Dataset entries
(begin)

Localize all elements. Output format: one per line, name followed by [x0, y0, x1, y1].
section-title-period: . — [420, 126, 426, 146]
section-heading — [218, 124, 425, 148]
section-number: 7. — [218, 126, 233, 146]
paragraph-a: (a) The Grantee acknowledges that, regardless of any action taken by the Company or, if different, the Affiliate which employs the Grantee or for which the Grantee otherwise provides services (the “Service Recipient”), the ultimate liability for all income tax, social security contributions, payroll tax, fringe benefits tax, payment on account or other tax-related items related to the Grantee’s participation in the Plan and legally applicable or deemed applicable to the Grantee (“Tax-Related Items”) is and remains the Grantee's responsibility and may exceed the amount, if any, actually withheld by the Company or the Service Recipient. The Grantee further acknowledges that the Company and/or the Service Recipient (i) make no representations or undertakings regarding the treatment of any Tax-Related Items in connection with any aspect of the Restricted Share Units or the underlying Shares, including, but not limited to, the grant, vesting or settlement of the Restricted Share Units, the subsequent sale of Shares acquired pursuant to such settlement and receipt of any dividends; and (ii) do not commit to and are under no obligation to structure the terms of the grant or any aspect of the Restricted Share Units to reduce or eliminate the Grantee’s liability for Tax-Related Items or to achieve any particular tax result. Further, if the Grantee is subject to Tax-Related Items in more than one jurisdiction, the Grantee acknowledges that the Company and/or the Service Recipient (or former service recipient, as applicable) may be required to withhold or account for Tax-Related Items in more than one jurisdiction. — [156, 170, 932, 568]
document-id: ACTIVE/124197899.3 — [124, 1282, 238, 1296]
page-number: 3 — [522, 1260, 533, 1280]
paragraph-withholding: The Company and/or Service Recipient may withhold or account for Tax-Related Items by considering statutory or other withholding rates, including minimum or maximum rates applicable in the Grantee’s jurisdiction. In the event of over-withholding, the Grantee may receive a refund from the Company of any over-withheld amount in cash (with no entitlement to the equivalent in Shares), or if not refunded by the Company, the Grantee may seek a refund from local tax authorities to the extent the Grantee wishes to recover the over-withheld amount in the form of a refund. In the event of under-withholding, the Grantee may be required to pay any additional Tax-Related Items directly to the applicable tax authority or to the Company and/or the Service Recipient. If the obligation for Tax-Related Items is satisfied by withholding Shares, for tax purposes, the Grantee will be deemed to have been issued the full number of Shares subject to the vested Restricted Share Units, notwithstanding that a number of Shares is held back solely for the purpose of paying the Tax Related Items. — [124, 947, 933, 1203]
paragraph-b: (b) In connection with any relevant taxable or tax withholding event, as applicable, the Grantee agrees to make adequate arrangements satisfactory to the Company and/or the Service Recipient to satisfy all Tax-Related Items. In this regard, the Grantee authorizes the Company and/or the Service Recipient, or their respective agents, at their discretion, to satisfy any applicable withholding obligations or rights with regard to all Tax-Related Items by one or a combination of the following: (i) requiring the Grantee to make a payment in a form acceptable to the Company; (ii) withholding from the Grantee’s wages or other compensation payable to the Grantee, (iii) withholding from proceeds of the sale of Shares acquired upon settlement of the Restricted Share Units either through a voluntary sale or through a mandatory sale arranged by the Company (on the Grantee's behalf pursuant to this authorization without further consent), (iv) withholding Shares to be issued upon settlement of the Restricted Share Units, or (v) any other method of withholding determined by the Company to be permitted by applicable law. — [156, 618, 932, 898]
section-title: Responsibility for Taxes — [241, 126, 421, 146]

(end)

Pull out each line of the records that contains the string "section".

section-title-period: . — [420, 126, 426, 146]
section-heading — [218, 124, 425, 148]
section-number: 7. — [218, 126, 233, 146]
section-title: Responsibility for Taxes — [241, 126, 421, 146]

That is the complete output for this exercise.